The entries below should be transcribed in their entirety, exactly as written.
-- BEGIN --
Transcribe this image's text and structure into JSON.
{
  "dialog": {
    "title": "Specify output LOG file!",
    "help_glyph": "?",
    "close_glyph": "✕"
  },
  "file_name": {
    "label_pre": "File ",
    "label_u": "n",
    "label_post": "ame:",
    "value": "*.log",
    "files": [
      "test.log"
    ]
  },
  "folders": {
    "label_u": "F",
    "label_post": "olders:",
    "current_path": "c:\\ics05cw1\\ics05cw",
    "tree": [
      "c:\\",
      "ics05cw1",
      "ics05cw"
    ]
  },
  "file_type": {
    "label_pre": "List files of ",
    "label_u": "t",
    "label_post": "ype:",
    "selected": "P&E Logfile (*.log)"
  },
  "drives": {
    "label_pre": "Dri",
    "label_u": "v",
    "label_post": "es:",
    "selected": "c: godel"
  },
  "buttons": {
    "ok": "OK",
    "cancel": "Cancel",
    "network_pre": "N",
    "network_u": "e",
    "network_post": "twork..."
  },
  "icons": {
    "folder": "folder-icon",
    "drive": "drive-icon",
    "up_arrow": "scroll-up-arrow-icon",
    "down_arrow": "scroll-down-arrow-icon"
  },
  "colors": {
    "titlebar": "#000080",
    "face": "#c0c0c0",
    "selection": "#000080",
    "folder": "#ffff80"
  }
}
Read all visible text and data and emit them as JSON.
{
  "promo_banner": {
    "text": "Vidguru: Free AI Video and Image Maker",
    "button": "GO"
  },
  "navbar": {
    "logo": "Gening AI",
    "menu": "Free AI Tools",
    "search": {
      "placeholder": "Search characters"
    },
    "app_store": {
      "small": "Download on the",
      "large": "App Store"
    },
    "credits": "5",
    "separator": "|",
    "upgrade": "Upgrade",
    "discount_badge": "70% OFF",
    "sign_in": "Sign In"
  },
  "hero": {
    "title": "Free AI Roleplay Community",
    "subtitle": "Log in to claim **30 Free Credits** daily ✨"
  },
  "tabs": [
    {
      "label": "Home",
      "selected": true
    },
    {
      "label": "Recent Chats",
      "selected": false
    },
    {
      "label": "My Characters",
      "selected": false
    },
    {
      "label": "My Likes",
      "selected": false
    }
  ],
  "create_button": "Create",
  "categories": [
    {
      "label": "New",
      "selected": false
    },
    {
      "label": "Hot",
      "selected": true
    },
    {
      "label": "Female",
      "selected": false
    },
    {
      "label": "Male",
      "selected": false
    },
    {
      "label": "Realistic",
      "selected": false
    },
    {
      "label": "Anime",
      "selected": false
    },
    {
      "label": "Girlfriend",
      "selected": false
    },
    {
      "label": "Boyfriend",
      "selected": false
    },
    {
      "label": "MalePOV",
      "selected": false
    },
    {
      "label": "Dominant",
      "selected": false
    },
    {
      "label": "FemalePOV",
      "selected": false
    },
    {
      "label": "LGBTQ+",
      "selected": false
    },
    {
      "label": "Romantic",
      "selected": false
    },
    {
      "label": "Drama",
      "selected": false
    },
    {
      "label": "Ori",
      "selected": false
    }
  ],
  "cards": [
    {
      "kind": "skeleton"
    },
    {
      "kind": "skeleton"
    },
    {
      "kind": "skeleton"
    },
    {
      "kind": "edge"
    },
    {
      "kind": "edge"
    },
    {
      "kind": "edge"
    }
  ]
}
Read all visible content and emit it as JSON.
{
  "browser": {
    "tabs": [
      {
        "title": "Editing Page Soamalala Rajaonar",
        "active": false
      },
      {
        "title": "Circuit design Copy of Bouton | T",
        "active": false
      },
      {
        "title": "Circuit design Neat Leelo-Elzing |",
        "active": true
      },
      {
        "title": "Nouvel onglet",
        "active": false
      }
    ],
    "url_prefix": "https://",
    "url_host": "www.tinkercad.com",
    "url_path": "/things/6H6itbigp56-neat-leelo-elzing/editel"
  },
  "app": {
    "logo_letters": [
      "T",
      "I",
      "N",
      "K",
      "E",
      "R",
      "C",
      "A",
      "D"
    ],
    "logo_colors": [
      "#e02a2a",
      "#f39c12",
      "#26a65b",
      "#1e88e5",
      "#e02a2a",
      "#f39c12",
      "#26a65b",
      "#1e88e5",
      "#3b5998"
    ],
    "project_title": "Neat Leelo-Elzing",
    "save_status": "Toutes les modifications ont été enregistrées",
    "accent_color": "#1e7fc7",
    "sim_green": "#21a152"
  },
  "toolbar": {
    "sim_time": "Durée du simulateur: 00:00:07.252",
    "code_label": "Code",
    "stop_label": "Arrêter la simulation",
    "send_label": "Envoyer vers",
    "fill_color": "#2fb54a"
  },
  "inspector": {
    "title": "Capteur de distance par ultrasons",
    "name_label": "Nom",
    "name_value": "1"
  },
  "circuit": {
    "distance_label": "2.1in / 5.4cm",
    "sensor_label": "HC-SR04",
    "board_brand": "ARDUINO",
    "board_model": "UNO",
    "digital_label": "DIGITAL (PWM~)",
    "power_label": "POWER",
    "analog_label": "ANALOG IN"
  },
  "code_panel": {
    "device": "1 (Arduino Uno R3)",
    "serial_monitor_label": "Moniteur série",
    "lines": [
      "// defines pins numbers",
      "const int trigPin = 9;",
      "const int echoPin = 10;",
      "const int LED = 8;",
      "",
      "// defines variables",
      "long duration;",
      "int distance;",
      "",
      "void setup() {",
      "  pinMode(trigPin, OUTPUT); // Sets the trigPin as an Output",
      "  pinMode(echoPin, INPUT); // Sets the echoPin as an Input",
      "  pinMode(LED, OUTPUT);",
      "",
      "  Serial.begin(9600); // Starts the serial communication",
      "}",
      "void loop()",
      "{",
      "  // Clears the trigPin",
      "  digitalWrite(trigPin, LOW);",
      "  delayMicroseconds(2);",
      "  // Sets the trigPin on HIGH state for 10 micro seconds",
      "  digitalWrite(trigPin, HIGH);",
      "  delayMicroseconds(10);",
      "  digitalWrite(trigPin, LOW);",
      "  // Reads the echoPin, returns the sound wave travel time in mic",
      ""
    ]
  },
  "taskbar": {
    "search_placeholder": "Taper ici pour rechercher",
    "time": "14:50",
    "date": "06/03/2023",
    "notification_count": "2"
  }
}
-- END --
- Correct result:
Transcribe this image's text and structure into JSON.
{
  "dialog": {
    "title": "Specify output LOG file!",
    "help_glyph": "?",
    "close_glyph": "✕"
  },
  "file_name": {
    "label_pre": "File ",
    "label_u": "n",
    "label_post": "ame:",
    "value": "*.log",
    "files": [
      "test.log"
    ]
  },
  "folders": {
    "label_u": "F",
    "label_post": "olders:",
    "current_path": "c:\\ics05cw1\\ics05cw",
    "tree": [
      "c:\\",
      "ics05cw1",
      "ics05cw"
    ]
  },
  "file_type": {
    "label_pre": "List files of ",
    "label_u": "t",
    "label_post": "ype:",
    "selected": "P&E Logfile (*.log)"
  },
  "drives": {
    "label_pre": "Dri",
    "label_u": "v",
    "label_post": "es:",
    "selected": "c: godel"
  },
  "buttons": {
    "ok": "OK",
    "cancel": "Cancel",
    "network_pre": "N",
    "network_u": "e",
    "network_post": "twork..."
  },
  "icons": {
    "folder": "folder-icon",
    "drive": "drive-icon",
    "up_arrow": "scroll-up-arrow-icon",
    "down_arrow": "scroll-down-arrow-icon"
  },
  "colors": {
    "titlebar": "#000080",
    "face": "#c0c0c0",
    "selection": "#000080",
    "folder": "#ffff80"
  }
}
Read all visible text and data and emit them as JSON.
{
  "promo_banner": {
    "text": "Vidguru: Free AI Video and Image Maker",
    "button": "GO"
  },
  "navbar": {
    "logo": "Gening AI",
    "menu": "Free AI Tools",
    "search": {
      "placeholder": "Search characters"
    },
    "app_store": {
      "small": "Download on the",
      "large": "App Store"
    },
    "credits": "5",
    "separator": "|",
    "upgrade": "Upgrade",
    "discount_badge": "70% OFF",
    "sign_in": "Sign In"
  },
  "hero": {
    "title": "Free AI Roleplay Community",
    "subtitle": "Log in to claim **30 Free Credits** daily ✨"
  },
  "tabs": [
    {
      "label": "Home",
      "selected": true
    },
    {
      "label": "Recent Chats",
      "selected": false
    },
    {
      "label": "My Characters",
      "selected": false
    },
    {
      "label": "My Likes",
      "selected": false
    }
  ],
  "create_button": "Create",
  "categories": [
    {
      "label": "New",
      "selected": false
    },
    {
      "label": "Hot",
      "selected": true
    },
    {
      "label": "Female",
      "selected": false
    },
    {
      "label": "Male",
      "selected": false
    },
    {
      "label": "Realistic",
      "selected": false
    },
    {
      "label": "Anime",
      "selected": false
    },
    {
      "label": "Girlfriend",
      "selected": false
    },
    {
      "label": "Boyfriend",
      "selected": false
    },
    {
      "label": "MalePOV",
      "selected": false
    },
    {
      "label": "Dominant",
      "selected": false
    },
    {
      "label": "FemalePOV",
      "selected": false
    },
    {
      "label": "LGBTQ+",
      "selected": false
    },
    {
      "label": "Romantic",
      "selected": false
    },
    {
      "label": "Drama",
      "selected": false
    },
    {
      "label": "Ori",
      "selected": false
    }
  ],
  "cards": [
    {
      "kind": "skeleton"
    },
    {
      "kind": "skeleton"
    },
    {
      "kind": "skeleton"
    },
    {
      "kind": "edge"
    },
    {
      "kind": "edge"
    },
    {
      "kind": "edge"
    }
  ]
}
Read all visible content and emit it as JSON.
{
  "browser": {
    "tabs": [
      {
        "title": "Editing Page Soamalala Rajaonar",
        "active": false
      },
      {
        "title": "Circuit design Copy of Bouton | T",
        "active": false
      },
      {
        "title": "Circuit design Neat Leelo-Elzing |",
        "active": true
      },
      {
        "title": "Nouvel onglet",
        "active": false
      }
    ],
    "url_prefix": "https://",
    "url_host": "www.tinkercad.com",
    "url_path": "/things/6H6itbigp56-neat-leelo-elzing/editel"
  },
  "app": {
    "logo_letters": [
      "T",
      "I",
      "N",
      "K",
      "E",
      "R",
      "C",
      "A",
      "D"
    ],
    "logo_colors": [
      "#e02a2a",
      "#f39c12",
      "#26a65b",
      "#1e88e5",
      "#e02a2a",
      "#f39c12",
      "#26a65b",
      "#1e88e5",
      "#3b5998"
    ],
    "project_title": "Neat Leelo-Elzing",
    "save_status": "Toutes les modifications ont été enregistrées",
    "accent_color": "#1e7fc7",
    "sim_green": "#21a152"
  },
  "toolbar": {
    "sim_time": "Durée du simulateur: 00:00:07.252",
    "code_label": "Code",
    "stop_label": "Arrêter la simulation",
    "send_label": "Envoyer vers",
    "fill_color": "#2fb54a"
  },
  "inspector": {
    "title": "Capteur de distance par ultrasons",
    "name_label": "Nom",
    "name_value": "1"
  },
  "circuit": {
    "distance_label": "2.1in / 5.4cm",
    "sensor_label": "HC-SR04",
    "board_brand": "ARDUINO",
    "board_model": "UNO",
    "digital_label": "DIGITAL (PWM~)",
    "power_label": "POWER",
    "analog_label": "ANALOG IN"
  },
  "code_panel": {
    "device": "1 (Arduino Uno R3)",
    "serial_monitor_label": "Moniteur série",
    "lines": [
      "// defines pins numbers",
      "const int trigPin = 9;",
      "const int echoPin = 10;",
      "const int LED = 8;",
      "",
      "// defines variables",
      "long duration;",
      "int distance;",
      "",
      "void setup() {",
      "  pinMode(trigPin, OUTPUT); // Sets the trigPin as an Output",
      "  pinMode(echoPin, INPUT); // Sets the echoPin as an Input",
      "  pinMode(LED, OUTPUT);",
      "",
      "  Serial.begin(9600); // Starts the serial communication",
      "}",
      "void loop()",
      "{",
      "  // Clears the trigPin",
      "  digitalWrite(trigPin, LOW);",
      "  delayMicroseconds(2);",
      "  // Sets the trigPin on HIGH state for 10 micro seconds",
      "  digitalWrite(trigPin, HIGH);",
      "  delayMicroseconds(10);",
      "  digitalWrite(trigPin, LOW);",
      "  // Reads the echoPin, returns the sound wave travel time in mic",
      ""
    ]
  },
  "taskbar": {
    "search_placeholder": "Taper ici pour rechercher",
    "time": "14:50",
    "date": "06/03/2023",
    "notification_count": "2"
  }
}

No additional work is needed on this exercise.